Source records:
[START]

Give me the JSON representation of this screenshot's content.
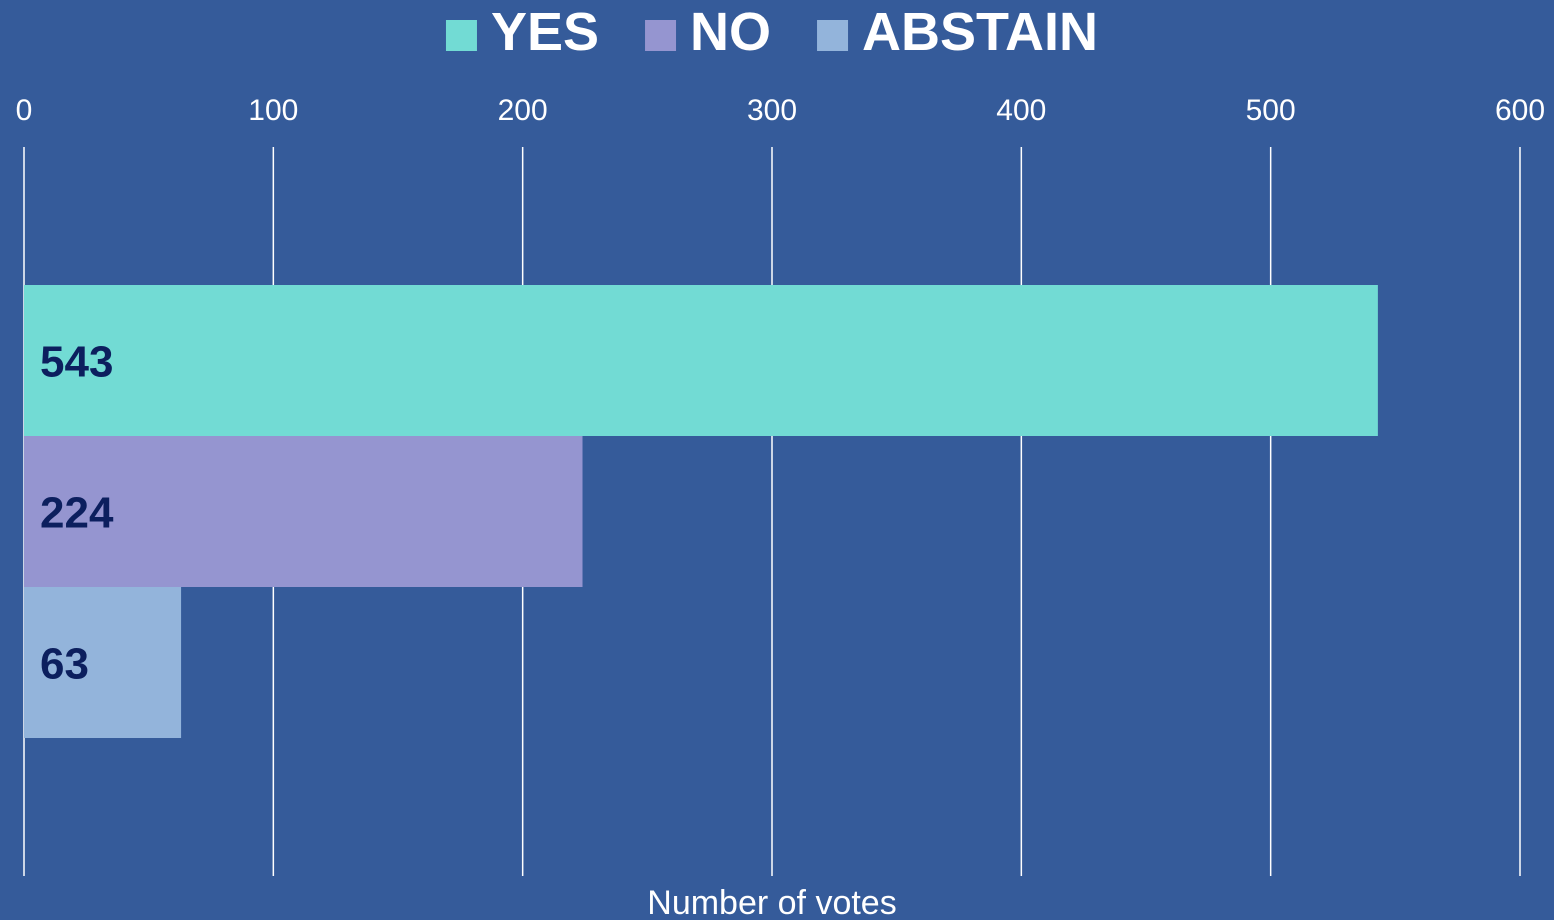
{
  "chart_data": {
    "type": "bar",
    "orientation": "horizontal",
    "xlabel": "Number of votes",
    "xlim": [
      0,
      600
    ],
    "xticks": [
      "0",
      "100",
      "200",
      "300",
      "400",
      "500",
      "600"
    ],
    "grid": true,
    "legend_position": "top-center",
    "series": [
      {
        "name": "YES",
        "value": 543,
        "label": "543",
        "color": "#72dbd4"
      },
      {
        "name": "NO",
        "value": 224,
        "label": "224",
        "color": "#9595d0"
      },
      {
        "name": "ABSTAIN",
        "value": 63,
        "label": "63",
        "color": "#93b4db"
      }
    ]
  }
}
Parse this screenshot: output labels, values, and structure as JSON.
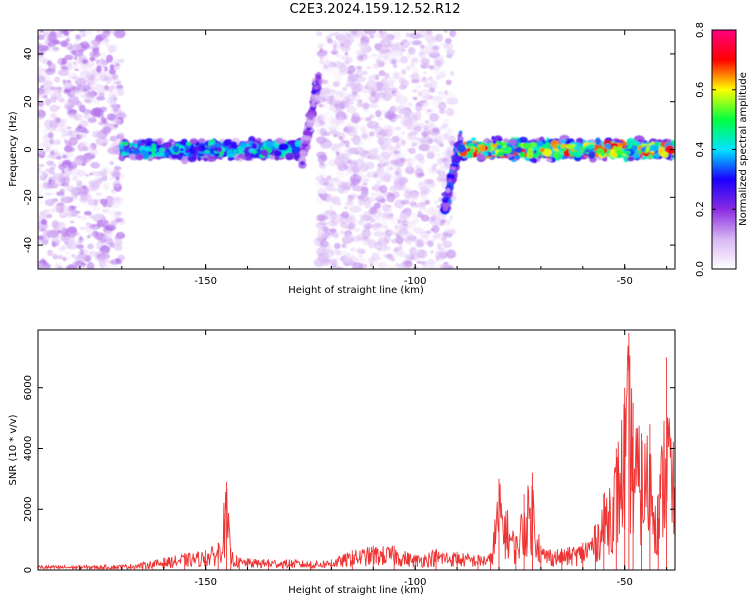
{
  "figure": {
    "title": "C2E3.2024.159.12.52.R12"
  },
  "chart_data": [
    {
      "type": "heatmap",
      "xlabel": "Height of straight line (km)",
      "ylabel": "Frequency (Hz)",
      "xlim": [
        -190,
        -38
      ],
      "ylim": [
        -50,
        50
      ],
      "xticks": [
        -150,
        -100,
        -50
      ],
      "yticks": [
        -40,
        -20,
        0,
        20,
        40
      ],
      "xtick_labels": [
        "-150",
        "-100",
        "-50"
      ],
      "ytick_labels": [
        "-40",
        "-20",
        "0",
        "20",
        "40"
      ],
      "colorbar": {
        "label": "Normalized spectral amplitude",
        "range": [
          0,
          0.8
        ],
        "ticks": [
          0,
          0.2,
          0.4,
          0.6,
          0.8
        ],
        "tick_labels": [
          "0.0",
          "0.2",
          "0.4",
          "0.6",
          "0.8"
        ],
        "colors": [
          "#ffffff",
          "#d8b6f4",
          "#8a2be2",
          "#1a00ff",
          "#00e5ff",
          "#00ff40",
          "#ffff00",
          "#ff0000",
          "#ff0080"
        ]
      },
      "regions": [
        {
          "x": [
            -190,
            -170
          ],
          "freq_center": 0,
          "spread_hz": 50,
          "level": 0.12,
          "kind": "broad noise"
        },
        {
          "x": [
            -170,
            -127
          ],
          "freq_center": 0,
          "spread_hz": 5,
          "level": 0.3,
          "kind": "narrow band"
        },
        {
          "x": [
            -127,
            -123
          ],
          "freq_center_start": -5,
          "freq_center_end": 30,
          "level": 0.15,
          "kind": "sweep"
        },
        {
          "x": [
            -123,
            -91
          ],
          "freq_center": 0,
          "spread_hz": 50,
          "level": 0.1,
          "kind": "broad noise"
        },
        {
          "x": [
            -93,
            -89
          ],
          "freq_center_start": -25,
          "freq_center_end": 5,
          "level": 0.2,
          "kind": "sweep"
        },
        {
          "x": [
            -89,
            -38
          ],
          "freq_center": 0,
          "spread_hz": 5,
          "level": 0.45,
          "kind": "narrow band"
        }
      ]
    },
    {
      "type": "line",
      "xlabel": "Height of straight line (km)",
      "ylabel": "SNR (10 * v/v)",
      "xlim": [
        -190,
        -38
      ],
      "ylim": [
        0,
        7900
      ],
      "xticks": [
        -150,
        -100,
        -50
      ],
      "yticks": [
        0,
        2000,
        4000,
        6000
      ],
      "xtick_labels": [
        "-150",
        "-100",
        "-50"
      ],
      "ytick_labels": [
        "0",
        "2000",
        "4000",
        "6000"
      ],
      "line_color": "#ee3333",
      "series": [
        {
          "x": [
            -190,
            -185,
            -180,
            -175,
            -170,
            -165,
            -160,
            -155,
            -150,
            -147,
            -145,
            -144,
            -142,
            -140,
            -135,
            -130,
            -125,
            -120,
            -115,
            -110,
            -105,
            -100,
            -95,
            -90,
            -85,
            -82,
            -80,
            -76,
            -74,
            -72,
            -70,
            -65,
            -60,
            -57,
            -55,
            -52,
            -50,
            -49,
            -48,
            -46,
            -44,
            -42,
            -40,
            -38
          ],
          "values": [
            150,
            150,
            150,
            160,
            170,
            250,
            400,
            550,
            650,
            900,
            2900,
            700,
            400,
            380,
            360,
            350,
            300,
            350,
            650,
            800,
            800,
            500,
            700,
            600,
            500,
            550,
            3000,
            1100,
            2500,
            3200,
            800,
            700,
            900,
            1500,
            2500,
            4000,
            6000,
            7800,
            5500,
            4500,
            4800,
            2500,
            7000,
            3500
          ]
        }
      ]
    }
  ]
}
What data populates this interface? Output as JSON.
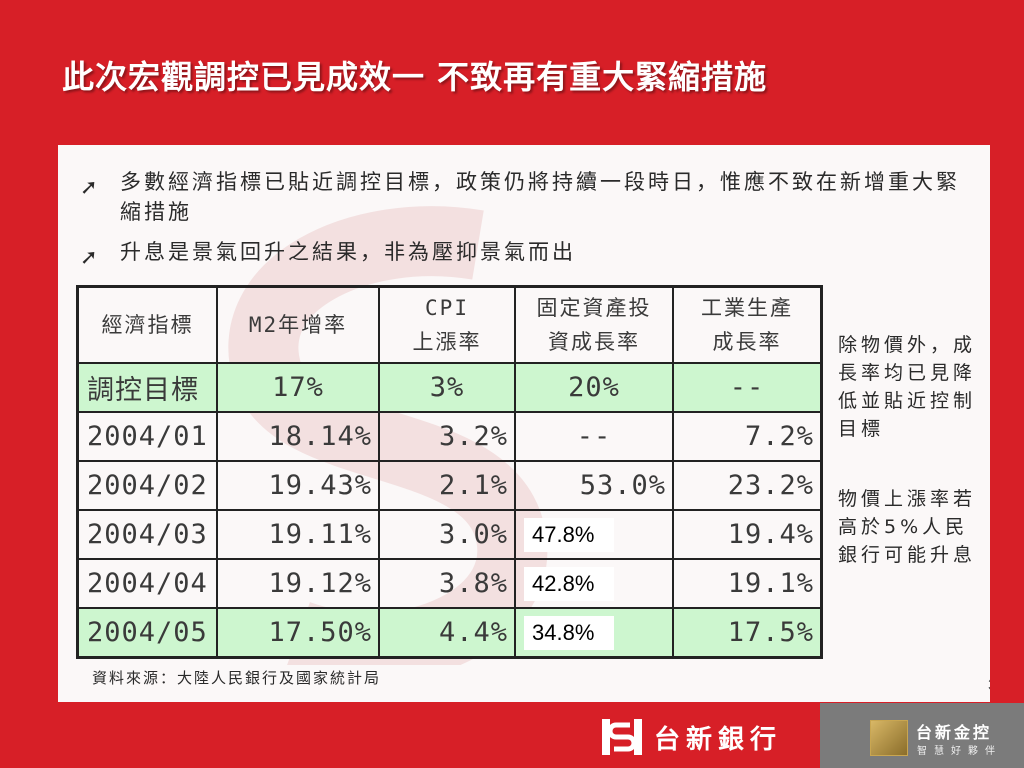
{
  "slide": {
    "title": "此次宏觀調控已見成效一 不致再有重大緊縮措施",
    "page_number": "35"
  },
  "bullets": [
    {
      "icon": "arrow-icon",
      "text": "多數經濟指標已貼近調控目標，政策仍將持續一段時日，惟應不致在新增重大緊縮措施"
    },
    {
      "icon": "arrow-icon",
      "text": "升息是景氣回升之結果，非為壓抑景氣而出"
    }
  ],
  "table": {
    "headers": [
      [
        "經濟指標"
      ],
      [
        "M2年增率"
      ],
      [
        "CPI",
        "上漲率"
      ],
      [
        "固定資產投",
        "資成長率"
      ],
      [
        "工業生產",
        "成長率"
      ]
    ],
    "rows": [
      {
        "label": "調控目標",
        "m2": "17%",
        "cpi": "3%",
        "fai": "20%",
        "ip": "--"
      },
      {
        "label": "2004/01",
        "m2": "18.14%",
        "cpi": "3.2%",
        "fai": "--",
        "ip": "7.2%"
      },
      {
        "label": "2004/02",
        "m2": "19.43%",
        "cpi": "2.1%",
        "fai": "53.0%",
        "ip": "23.2%"
      },
      {
        "label": "2004/03",
        "m2": "19.11%",
        "cpi": "3.0%",
        "fai": "47.8%",
        "ip": "19.4%"
      },
      {
        "label": "2004/04",
        "m2": "19.12%",
        "cpi": "3.8%",
        "fai": "42.8%",
        "ip": "19.1%"
      },
      {
        "label": "2004/05",
        "m2": "17.50%",
        "cpi": "4.4%",
        "fai": "34.8%",
        "ip": "17.5%"
      }
    ]
  },
  "side_notes": [
    "除物價外，成長率均已見降低並貼近控制目標",
    "物價上漲率若高於5%人民銀行可能升息"
  ],
  "source": "資料來源：大陸人民銀行及國家統計局",
  "footer": {
    "bank_name": "台新銀行",
    "holding_name": "台新金控",
    "holding_tagline": "智慧好夥伴"
  },
  "colors": {
    "brand_red": "#d71f27",
    "highlight_green": "#cdf6cf",
    "footer_gray": "#7b7b7b"
  }
}
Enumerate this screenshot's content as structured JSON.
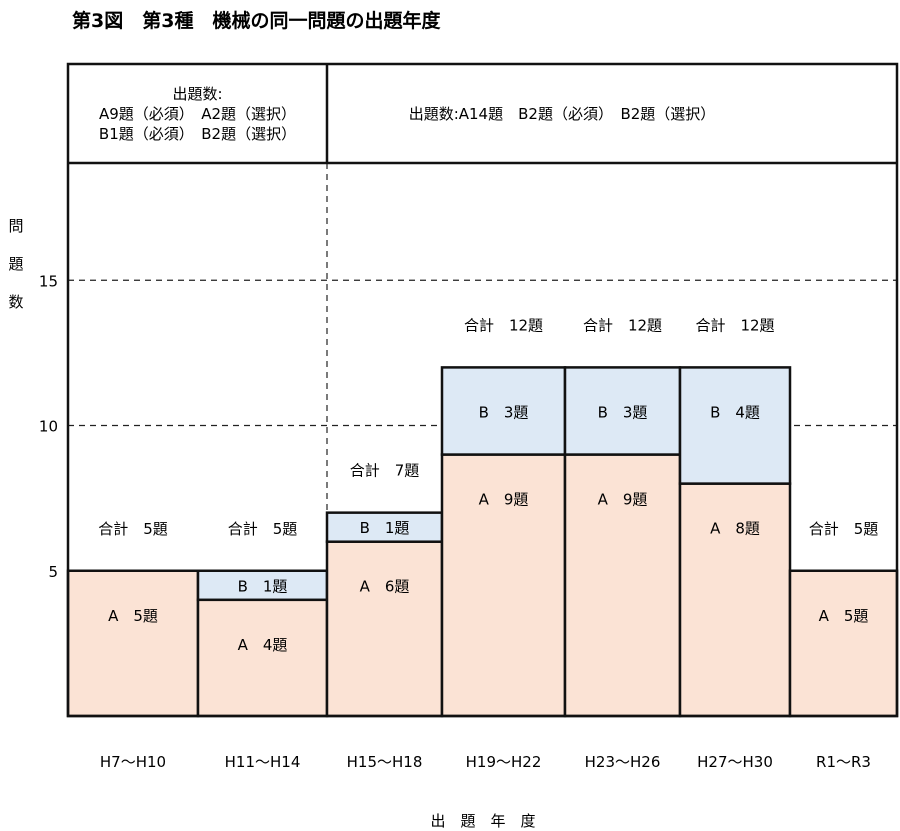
{
  "title": "第3図　第3種　機械の同一問題の出題年度",
  "chart_data": {
    "type": "bar",
    "stacked": true,
    "title": "第3図　第3種　機械の同一問題の出題年度",
    "ylabel": "問題数",
    "xlabel": "出　題　年　度",
    "ylim": [
      0,
      19
    ],
    "yticks": [
      "5",
      "10",
      "15"
    ],
    "grid": "dashed horizontal at y-ticks",
    "categories": [
      "H7〜H10",
      "H11〜H14",
      "H15〜H18",
      "H19〜H22",
      "H23〜H26",
      "H27〜H30",
      "R1〜R3"
    ],
    "series": [
      {
        "name": "A",
        "color": "#fbe3d5",
        "values": [
          5,
          4,
          6,
          9,
          9,
          8,
          5
        ],
        "labels": [
          "A　5題",
          "A　4題",
          "A　6題",
          "A　9題",
          "A　9題",
          "A　8題",
          "A　5題"
        ]
      },
      {
        "name": "B",
        "color": "#dde9f5",
        "values": [
          0,
          1,
          1,
          3,
          3,
          4,
          0
        ],
        "labels": [
          "",
          "B　1題",
          "B　1題",
          "B　3題",
          "B　3題",
          "B　4題",
          ""
        ]
      }
    ],
    "totals": [
      5,
      5,
      7,
      12,
      12,
      12,
      5
    ],
    "total_labels": [
      "合計　5題",
      "合計　5題",
      "合計　7題",
      "合計　12題",
      "合計　12題",
      "合計　12題",
      "合計　5題"
    ],
    "header_panels": [
      {
        "lines": [
          "出題数:",
          "A9題（必須）　A2題（選択）",
          "B1題（必須）　B2題（選択）"
        ]
      },
      {
        "lines": [
          "出題数:A14題　B2題（必須）　B2題（選択）"
        ]
      }
    ]
  }
}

[END]

**The exercise**
Return all lines of the material above in which the word "type" occurs.

**Answer to the exercise**
    "type": "bar",
      "type": "heatmap",
      "type": "line",
    "type": "bar",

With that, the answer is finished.